■ WRITTEN TASK
Exactly reproduce the entries, dropping any pictures from your copy.

■ MATERIAL SUPPLIED
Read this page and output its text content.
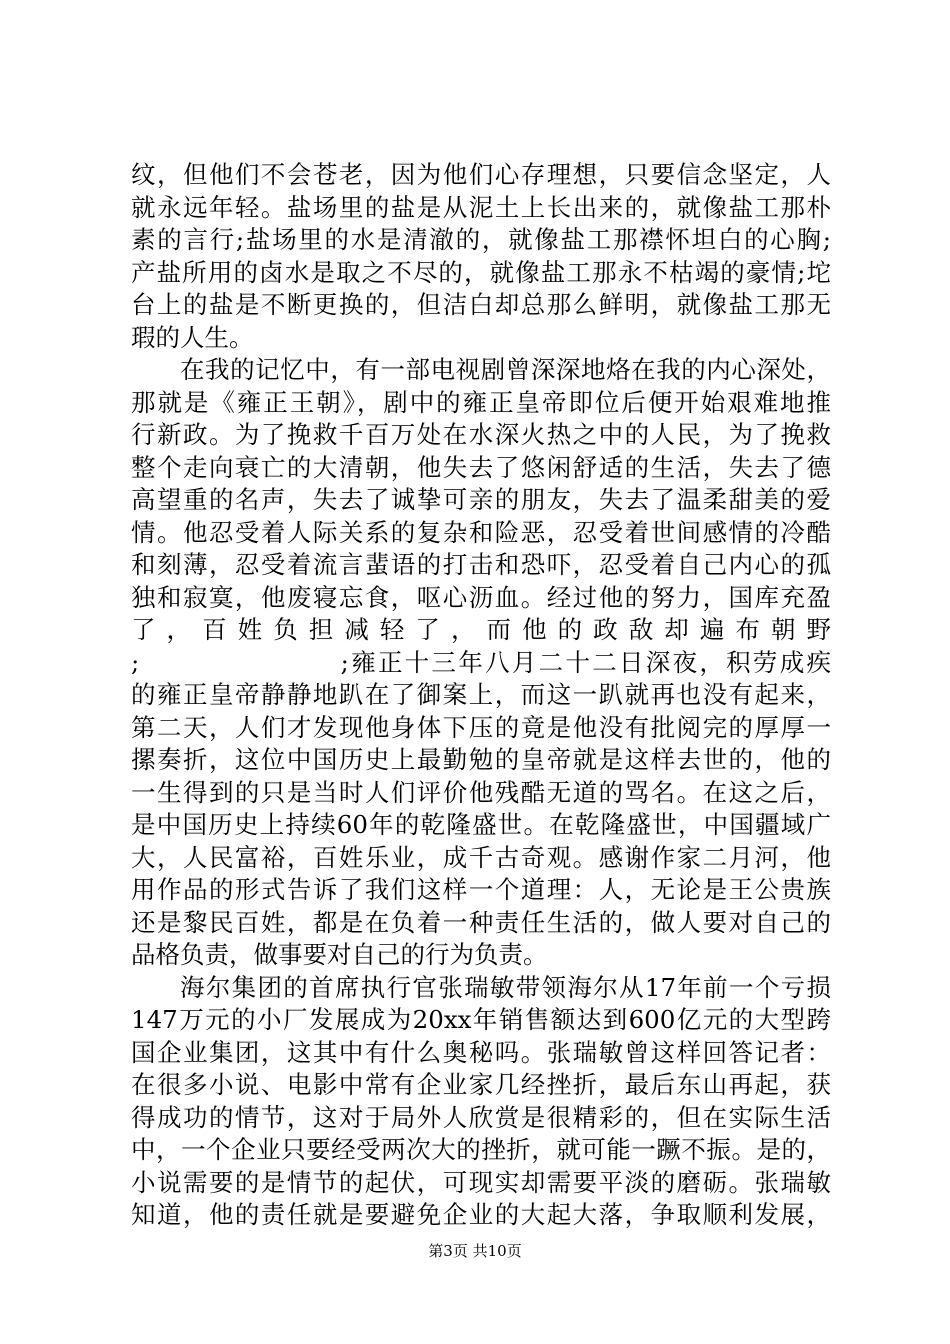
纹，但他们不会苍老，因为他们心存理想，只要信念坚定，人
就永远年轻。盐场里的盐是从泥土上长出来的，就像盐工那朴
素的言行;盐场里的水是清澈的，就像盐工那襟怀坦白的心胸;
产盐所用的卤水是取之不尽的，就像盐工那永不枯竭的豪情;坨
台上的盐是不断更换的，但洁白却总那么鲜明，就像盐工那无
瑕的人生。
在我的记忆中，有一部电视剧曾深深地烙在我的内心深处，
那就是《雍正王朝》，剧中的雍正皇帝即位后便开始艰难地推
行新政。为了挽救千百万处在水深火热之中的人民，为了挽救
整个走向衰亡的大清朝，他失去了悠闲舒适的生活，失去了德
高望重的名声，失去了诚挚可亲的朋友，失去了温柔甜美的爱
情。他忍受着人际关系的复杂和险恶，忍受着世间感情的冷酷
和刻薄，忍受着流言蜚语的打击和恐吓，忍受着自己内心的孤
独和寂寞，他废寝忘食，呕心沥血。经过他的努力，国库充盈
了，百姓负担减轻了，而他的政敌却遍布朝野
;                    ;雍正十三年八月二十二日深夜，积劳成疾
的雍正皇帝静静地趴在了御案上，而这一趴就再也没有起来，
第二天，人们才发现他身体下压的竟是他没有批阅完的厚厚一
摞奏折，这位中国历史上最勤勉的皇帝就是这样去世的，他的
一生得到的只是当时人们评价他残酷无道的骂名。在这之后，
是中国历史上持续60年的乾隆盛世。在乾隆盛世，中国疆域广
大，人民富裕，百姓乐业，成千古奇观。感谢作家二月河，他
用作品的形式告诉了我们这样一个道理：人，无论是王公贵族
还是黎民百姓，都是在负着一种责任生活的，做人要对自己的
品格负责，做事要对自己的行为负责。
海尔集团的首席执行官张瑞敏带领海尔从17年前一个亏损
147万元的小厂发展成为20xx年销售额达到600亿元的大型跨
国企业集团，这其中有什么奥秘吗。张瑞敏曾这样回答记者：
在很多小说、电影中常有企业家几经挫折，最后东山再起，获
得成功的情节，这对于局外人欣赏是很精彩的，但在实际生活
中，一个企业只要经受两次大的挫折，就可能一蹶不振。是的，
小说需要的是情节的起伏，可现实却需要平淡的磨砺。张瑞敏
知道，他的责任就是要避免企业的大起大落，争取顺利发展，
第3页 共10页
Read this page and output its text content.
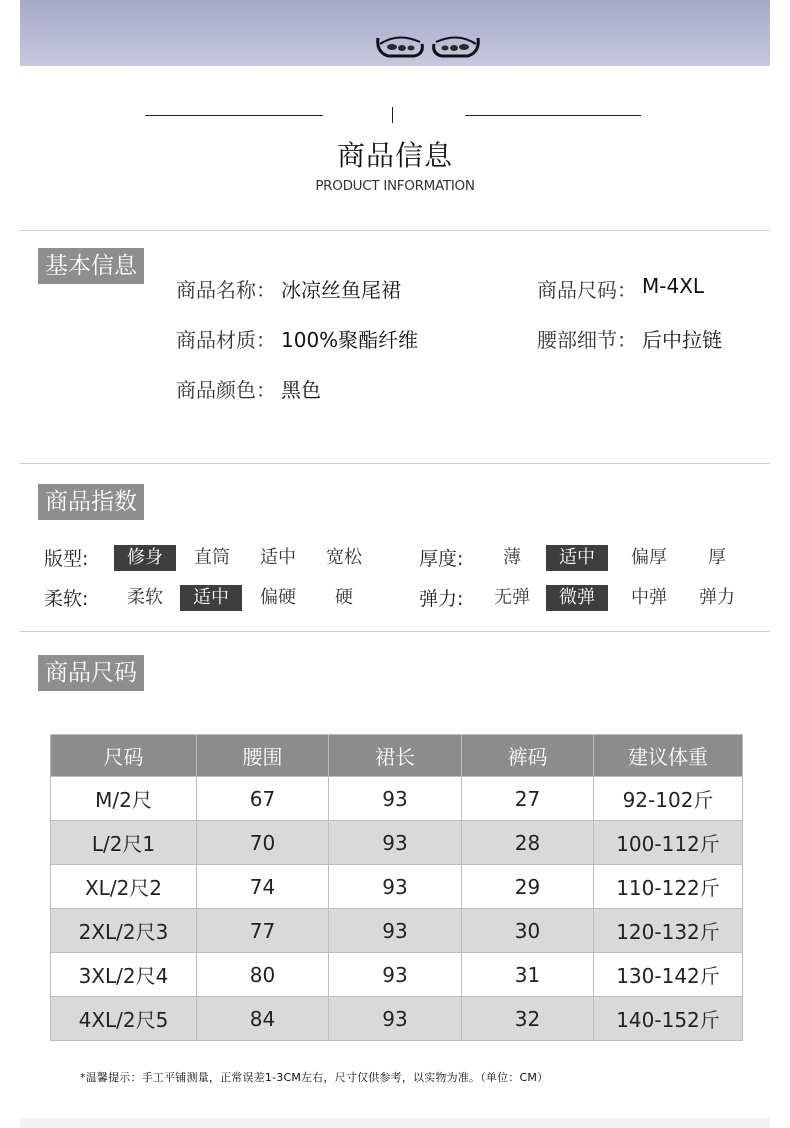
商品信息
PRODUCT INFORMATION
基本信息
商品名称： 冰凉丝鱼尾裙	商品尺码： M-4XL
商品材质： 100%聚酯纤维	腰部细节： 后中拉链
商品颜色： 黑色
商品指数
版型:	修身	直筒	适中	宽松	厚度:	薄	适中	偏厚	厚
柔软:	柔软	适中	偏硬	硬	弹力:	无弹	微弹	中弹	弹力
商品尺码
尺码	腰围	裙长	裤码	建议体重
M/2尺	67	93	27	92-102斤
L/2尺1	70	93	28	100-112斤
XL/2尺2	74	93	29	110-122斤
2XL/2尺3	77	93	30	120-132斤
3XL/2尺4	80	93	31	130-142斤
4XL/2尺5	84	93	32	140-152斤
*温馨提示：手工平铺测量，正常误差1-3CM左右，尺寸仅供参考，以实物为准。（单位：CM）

■ RESULT
Read this page and output its text content.
纹，但他们不会苍老，因为他们心存理想，只要信念坚定，人
就永远年轻。盐场里的盐是从泥土上长出来的，就像盐工那朴
素的言行;盐场里的水是清澈的，就像盐工那襟怀坦白的心胸;
产盐所用的卤水是取之不尽的，就像盐工那永不枯竭的豪情;坨
台上的盐是不断更换的，但洁白却总那么鲜明，就像盐工那无
瑕的人生。
在我的记忆中，有一部电视剧曾深深地烙在我的内心深处，
那就是《雍正王朝》，剧中的雍正皇帝即位后便开始艰难地推
行新政。为了挽救千百万处在水深火热之中的人民，为了挽救
整个走向衰亡的大清朝，他失去了悠闲舒适的生活，失去了德
高望重的名声，失去了诚挚可亲的朋友，失去了温柔甜美的爱
情。他忍受着人际关系的复杂和险恶，忍受着世间感情的冷酷
和刻薄，忍受着流言蜚语的打击和恐吓，忍受着自己内心的孤
独和寂寞，他废寝忘食，呕心沥血。经过他的努力，国库充盈
了，百姓负担减轻了，而他的政敌却遍布朝野
;                    ;雍正十三年八月二十二日深夜，积劳成疾
的雍正皇帝静静地趴在了御案上，而这一趴就再也没有起来，
第二天，人们才发现他身体下压的竟是他没有批阅完的厚厚一
摞奏折，这位中国历史上最勤勉的皇帝就是这样去世的，他的
一生得到的只是当时人们评价他残酷无道的骂名。在这之后，
是中国历史上持续60年的乾隆盛世。在乾隆盛世，中国疆域广
大，人民富裕，百姓乐业，成千古奇观。感谢作家二月河，他
用作品的形式告诉了我们这样一个道理：人，无论是王公贵族
还是黎民百姓，都是在负着一种责任生活的，做人要对自己的
品格负责，做事要对自己的行为负责。
海尔集团的首席执行官张瑞敏带领海尔从17年前一个亏损
147万元的小厂发展成为20xx年销售额达到600亿元的大型跨
国企业集团，这其中有什么奥秘吗。张瑞敏曾这样回答记者：
在很多小说、电影中常有企业家几经挫折，最后东山再起，获
得成功的情节，这对于局外人欣赏是很精彩的，但在实际生活
中，一个企业只要经受两次大的挫折，就可能一蹶不振。是的，
小说需要的是情节的起伏，可现实却需要平淡的磨砺。张瑞敏
知道，他的责任就是要避免企业的大起大落，争取顺利发展，
第3页 共10页
Read this page and output its text content.
商品信息
PRODUCT INFORMATION
基本信息
商品名称： 冰凉丝鱼尾裙	商品尺码： M-4XL
商品材质： 100%聚酯纤维	腰部细节： 后中拉链
商品颜色： 黑色
商品指数
版型:	修身	直筒	适中	宽松	厚度:	薄	适中	偏厚	厚
柔软:	柔软	适中	偏硬	硬	弹力:	无弹	微弹	中弹	弹力
商品尺码
尺码	腰围	裙长	裤码	建议体重
M/2尺	67	93	27	92-102斤
L/2尺1	70	93	28	100-112斤
XL/2尺2	74	93	29	110-122斤
2XL/2尺3	77	93	30	120-132斤
3XL/2尺4	80	93	31	130-142斤
4XL/2尺5	84	93	32	140-152斤
*温馨提示：手工平铺测量，正常误差1-3CM左右，尺寸仅供参考，以实物为准。（单位：CM）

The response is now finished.